— BEGIN ROWS —

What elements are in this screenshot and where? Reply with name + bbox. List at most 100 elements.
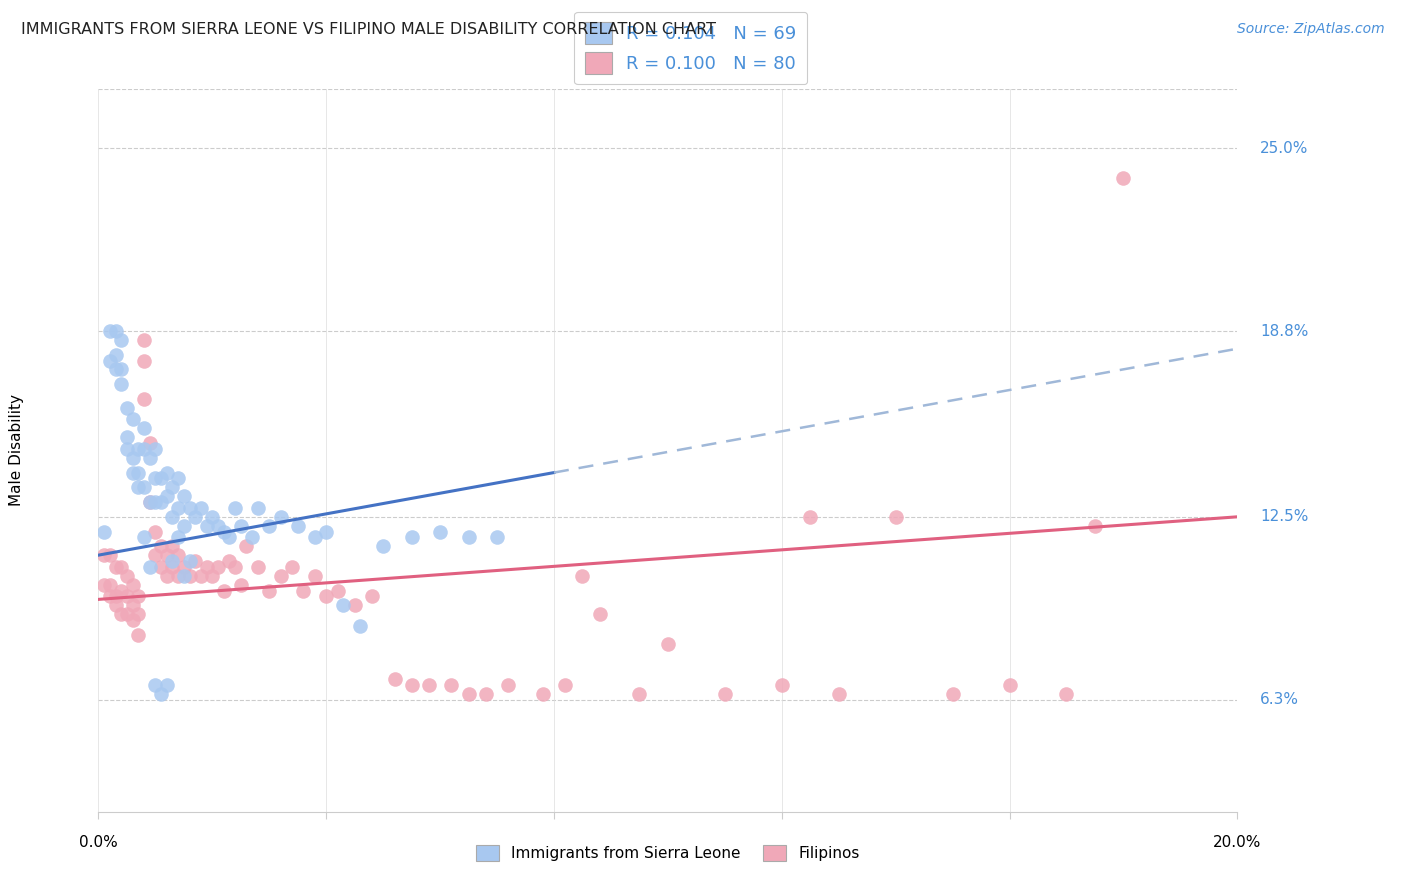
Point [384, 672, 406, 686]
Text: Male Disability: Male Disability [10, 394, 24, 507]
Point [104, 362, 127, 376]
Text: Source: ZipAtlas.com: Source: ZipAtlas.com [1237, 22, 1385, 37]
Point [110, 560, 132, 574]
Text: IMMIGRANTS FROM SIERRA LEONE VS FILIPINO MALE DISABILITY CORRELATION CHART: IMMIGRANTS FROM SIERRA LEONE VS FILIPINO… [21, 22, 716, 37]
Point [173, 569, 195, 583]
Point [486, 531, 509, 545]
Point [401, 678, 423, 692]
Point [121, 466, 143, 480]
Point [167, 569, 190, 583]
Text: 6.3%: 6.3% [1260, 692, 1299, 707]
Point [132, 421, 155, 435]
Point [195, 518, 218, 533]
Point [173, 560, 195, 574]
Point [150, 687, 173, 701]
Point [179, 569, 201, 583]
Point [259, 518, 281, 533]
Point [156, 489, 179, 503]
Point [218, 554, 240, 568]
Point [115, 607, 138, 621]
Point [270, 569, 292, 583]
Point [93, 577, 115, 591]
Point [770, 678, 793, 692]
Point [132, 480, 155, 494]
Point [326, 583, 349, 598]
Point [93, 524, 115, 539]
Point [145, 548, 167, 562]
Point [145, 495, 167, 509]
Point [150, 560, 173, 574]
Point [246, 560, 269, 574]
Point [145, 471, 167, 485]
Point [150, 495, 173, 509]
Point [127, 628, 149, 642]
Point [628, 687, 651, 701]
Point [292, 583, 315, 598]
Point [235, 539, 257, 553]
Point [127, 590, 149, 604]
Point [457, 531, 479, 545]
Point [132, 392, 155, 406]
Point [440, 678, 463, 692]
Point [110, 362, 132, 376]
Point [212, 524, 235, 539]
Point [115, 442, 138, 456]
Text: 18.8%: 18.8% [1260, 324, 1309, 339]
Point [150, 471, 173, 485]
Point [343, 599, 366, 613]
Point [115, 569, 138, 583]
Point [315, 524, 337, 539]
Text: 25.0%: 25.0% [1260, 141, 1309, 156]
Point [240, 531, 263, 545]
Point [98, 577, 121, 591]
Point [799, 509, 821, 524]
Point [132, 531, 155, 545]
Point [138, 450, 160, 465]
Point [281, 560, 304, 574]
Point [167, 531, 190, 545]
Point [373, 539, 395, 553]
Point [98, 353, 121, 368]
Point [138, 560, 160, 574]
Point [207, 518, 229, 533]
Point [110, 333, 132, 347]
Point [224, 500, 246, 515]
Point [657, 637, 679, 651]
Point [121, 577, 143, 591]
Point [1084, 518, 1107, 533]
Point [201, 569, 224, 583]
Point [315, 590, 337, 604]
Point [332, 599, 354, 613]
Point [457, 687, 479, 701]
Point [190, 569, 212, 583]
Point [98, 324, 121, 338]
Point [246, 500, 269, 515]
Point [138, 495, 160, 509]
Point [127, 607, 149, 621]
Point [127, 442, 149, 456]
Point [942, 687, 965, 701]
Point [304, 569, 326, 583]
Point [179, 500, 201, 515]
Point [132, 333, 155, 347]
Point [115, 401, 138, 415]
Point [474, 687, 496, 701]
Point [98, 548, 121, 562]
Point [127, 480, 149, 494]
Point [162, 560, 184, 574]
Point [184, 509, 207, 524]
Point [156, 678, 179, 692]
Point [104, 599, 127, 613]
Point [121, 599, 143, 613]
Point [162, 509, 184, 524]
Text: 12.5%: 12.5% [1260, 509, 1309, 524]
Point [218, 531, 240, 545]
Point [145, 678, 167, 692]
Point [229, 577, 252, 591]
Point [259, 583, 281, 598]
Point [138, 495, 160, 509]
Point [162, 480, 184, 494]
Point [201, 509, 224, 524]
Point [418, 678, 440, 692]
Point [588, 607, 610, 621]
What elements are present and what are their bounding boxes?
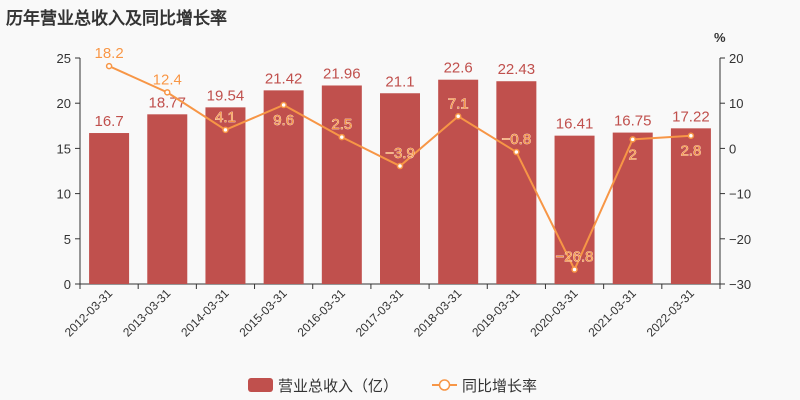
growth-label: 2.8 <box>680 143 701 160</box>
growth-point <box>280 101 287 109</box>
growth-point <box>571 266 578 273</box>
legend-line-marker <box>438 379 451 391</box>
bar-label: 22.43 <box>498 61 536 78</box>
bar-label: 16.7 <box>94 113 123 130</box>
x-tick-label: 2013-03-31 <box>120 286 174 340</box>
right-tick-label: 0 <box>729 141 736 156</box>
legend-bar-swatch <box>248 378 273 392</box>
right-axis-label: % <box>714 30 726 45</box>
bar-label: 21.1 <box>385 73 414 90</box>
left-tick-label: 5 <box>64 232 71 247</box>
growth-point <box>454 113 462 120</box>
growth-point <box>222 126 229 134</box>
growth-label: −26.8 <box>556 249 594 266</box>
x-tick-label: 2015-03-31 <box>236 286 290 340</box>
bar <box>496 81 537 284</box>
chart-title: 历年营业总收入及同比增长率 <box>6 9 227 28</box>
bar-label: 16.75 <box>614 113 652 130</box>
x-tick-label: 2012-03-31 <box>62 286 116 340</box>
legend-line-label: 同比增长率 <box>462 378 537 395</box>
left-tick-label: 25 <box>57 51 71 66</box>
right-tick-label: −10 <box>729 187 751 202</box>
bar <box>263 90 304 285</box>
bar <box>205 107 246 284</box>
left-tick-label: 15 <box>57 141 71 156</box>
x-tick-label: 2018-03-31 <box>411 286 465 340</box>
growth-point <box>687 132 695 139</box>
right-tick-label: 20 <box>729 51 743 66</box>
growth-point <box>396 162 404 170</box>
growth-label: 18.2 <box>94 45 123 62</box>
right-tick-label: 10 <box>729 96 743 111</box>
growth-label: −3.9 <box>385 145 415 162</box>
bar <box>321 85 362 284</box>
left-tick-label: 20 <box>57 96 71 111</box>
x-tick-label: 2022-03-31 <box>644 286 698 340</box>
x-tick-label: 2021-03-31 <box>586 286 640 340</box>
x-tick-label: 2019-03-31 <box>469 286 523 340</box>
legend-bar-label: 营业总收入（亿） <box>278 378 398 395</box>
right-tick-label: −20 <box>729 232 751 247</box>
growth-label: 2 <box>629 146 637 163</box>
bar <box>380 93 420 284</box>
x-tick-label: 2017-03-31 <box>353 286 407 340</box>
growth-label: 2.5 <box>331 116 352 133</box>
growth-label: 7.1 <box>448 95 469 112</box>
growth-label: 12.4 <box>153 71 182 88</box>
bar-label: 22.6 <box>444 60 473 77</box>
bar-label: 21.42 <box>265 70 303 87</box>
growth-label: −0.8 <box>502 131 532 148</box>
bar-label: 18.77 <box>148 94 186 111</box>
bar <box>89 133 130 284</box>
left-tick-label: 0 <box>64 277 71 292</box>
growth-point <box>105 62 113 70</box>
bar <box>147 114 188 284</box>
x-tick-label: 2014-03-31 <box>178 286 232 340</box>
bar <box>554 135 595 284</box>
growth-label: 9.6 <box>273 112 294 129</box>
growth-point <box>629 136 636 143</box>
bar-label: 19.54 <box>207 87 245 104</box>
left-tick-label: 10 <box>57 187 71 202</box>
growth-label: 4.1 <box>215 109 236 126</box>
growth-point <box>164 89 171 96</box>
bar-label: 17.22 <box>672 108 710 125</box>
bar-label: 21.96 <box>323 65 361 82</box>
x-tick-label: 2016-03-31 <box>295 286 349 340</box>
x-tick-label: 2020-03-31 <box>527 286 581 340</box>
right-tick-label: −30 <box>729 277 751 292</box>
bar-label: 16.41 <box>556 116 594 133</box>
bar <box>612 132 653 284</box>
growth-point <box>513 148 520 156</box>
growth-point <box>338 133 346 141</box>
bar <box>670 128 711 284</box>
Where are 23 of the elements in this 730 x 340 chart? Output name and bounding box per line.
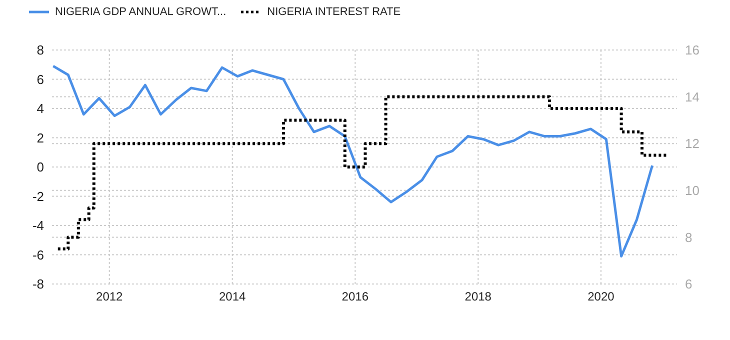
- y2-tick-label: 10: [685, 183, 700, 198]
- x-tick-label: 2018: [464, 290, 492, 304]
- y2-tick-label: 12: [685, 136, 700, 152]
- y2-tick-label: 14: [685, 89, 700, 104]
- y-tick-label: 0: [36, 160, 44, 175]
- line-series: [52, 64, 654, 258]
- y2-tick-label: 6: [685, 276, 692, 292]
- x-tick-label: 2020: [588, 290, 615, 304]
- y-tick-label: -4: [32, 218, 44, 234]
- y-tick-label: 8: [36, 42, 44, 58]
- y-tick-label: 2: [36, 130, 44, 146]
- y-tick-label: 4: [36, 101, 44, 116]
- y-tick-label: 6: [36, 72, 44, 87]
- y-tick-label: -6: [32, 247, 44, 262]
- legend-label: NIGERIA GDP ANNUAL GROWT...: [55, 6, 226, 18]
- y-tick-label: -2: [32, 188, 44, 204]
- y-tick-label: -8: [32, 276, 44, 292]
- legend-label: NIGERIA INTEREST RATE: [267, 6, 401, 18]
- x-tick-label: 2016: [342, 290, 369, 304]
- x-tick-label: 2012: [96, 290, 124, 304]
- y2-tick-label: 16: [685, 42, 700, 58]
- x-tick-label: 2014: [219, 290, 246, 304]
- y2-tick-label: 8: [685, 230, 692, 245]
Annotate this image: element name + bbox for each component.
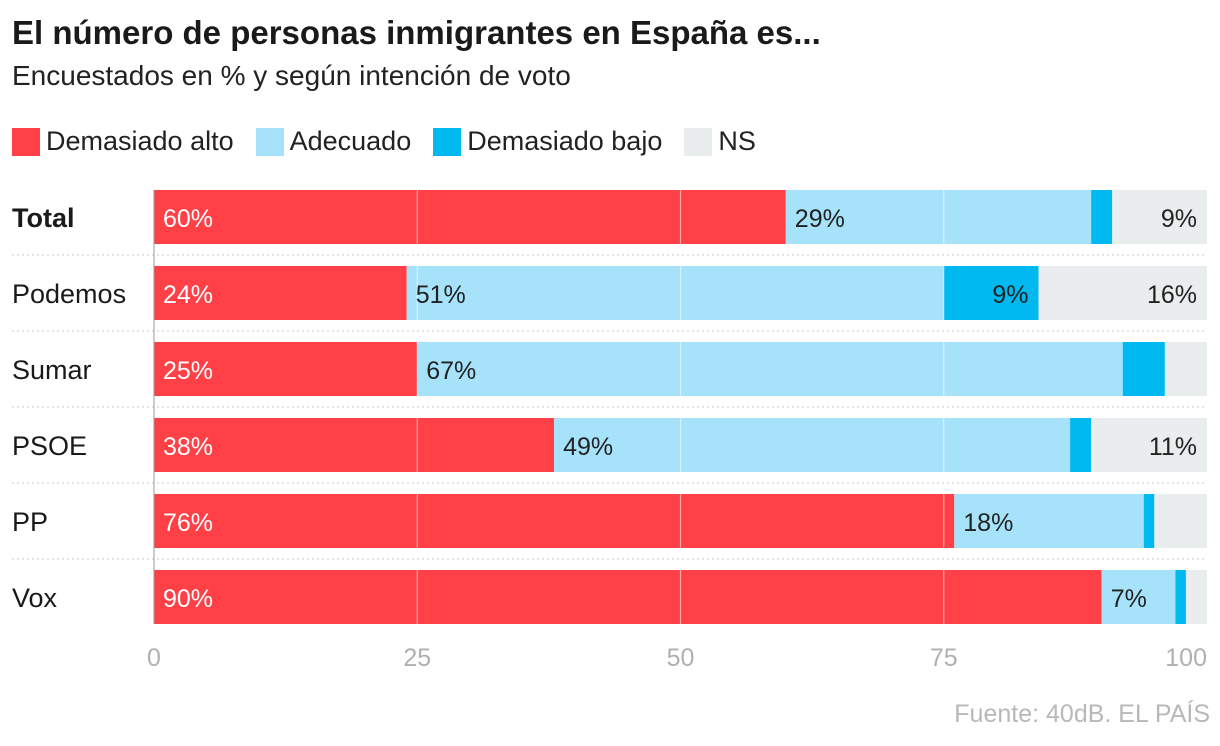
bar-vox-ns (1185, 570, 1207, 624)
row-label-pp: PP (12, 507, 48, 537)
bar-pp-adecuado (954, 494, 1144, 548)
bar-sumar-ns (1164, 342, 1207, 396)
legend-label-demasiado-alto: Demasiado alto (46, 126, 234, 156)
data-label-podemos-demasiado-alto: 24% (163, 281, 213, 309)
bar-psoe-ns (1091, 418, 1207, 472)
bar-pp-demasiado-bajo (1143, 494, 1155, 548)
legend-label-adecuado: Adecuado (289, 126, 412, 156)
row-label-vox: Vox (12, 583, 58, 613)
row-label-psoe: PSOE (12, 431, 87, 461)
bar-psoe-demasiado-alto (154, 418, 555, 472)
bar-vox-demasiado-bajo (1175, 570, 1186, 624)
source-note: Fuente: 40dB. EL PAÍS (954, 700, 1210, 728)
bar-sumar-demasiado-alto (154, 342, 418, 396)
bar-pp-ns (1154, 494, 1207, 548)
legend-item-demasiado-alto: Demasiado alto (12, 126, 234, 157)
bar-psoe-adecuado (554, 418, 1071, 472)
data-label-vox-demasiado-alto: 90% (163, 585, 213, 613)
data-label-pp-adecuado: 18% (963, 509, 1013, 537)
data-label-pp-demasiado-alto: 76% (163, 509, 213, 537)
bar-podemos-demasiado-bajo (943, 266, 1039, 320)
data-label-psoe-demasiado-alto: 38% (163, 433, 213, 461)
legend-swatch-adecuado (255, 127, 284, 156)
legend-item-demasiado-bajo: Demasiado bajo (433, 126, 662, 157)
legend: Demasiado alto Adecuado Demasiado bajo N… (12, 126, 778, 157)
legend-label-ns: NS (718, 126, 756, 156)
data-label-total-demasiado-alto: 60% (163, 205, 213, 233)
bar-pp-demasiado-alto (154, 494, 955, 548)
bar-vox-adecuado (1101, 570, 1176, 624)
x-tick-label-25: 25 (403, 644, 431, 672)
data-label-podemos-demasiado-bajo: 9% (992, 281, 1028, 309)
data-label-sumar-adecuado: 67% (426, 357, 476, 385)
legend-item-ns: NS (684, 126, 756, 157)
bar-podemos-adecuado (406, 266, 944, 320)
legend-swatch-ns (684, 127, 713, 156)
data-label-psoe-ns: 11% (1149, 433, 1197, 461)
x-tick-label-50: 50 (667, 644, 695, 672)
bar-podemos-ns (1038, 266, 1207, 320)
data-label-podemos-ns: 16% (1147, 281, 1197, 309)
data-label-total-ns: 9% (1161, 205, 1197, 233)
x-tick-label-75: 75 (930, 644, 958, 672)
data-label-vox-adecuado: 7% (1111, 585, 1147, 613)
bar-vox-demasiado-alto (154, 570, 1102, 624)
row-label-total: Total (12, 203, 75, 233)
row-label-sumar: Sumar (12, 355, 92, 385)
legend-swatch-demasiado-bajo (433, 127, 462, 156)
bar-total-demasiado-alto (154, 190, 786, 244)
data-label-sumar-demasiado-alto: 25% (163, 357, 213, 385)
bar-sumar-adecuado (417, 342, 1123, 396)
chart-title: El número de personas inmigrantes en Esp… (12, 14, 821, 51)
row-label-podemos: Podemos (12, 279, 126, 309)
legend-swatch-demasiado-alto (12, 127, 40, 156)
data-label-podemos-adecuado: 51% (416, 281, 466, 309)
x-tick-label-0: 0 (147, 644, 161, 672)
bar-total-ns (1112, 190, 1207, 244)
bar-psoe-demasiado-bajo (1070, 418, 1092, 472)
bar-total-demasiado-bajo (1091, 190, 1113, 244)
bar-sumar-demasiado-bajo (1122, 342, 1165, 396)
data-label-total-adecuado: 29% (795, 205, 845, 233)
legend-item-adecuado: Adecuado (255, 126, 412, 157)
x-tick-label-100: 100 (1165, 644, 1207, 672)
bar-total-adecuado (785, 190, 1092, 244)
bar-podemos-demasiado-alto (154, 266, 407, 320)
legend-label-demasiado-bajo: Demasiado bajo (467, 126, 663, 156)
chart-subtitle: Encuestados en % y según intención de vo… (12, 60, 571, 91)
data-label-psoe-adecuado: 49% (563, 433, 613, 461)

— END ROWS —

**PROBLEM DETAILS**
Transcribe everything from the line containing "growth-label: 2.8 <box>680 143 701 160</box>" down to the line containing "bar-label: 16.7 <box>94 113 123 130</box>", including both of those lines, with no changes.

**SOLVED PROBLEM**
growth-label: 2.8 <box>680 143 701 160</box>
growth-point <box>280 101 287 109</box>
growth-point <box>571 266 578 273</box>
legend-line-marker <box>438 379 451 391</box>
bar-label: 22.43 <box>498 61 536 78</box>
bar-label: 16.7 <box>94 113 123 130</box>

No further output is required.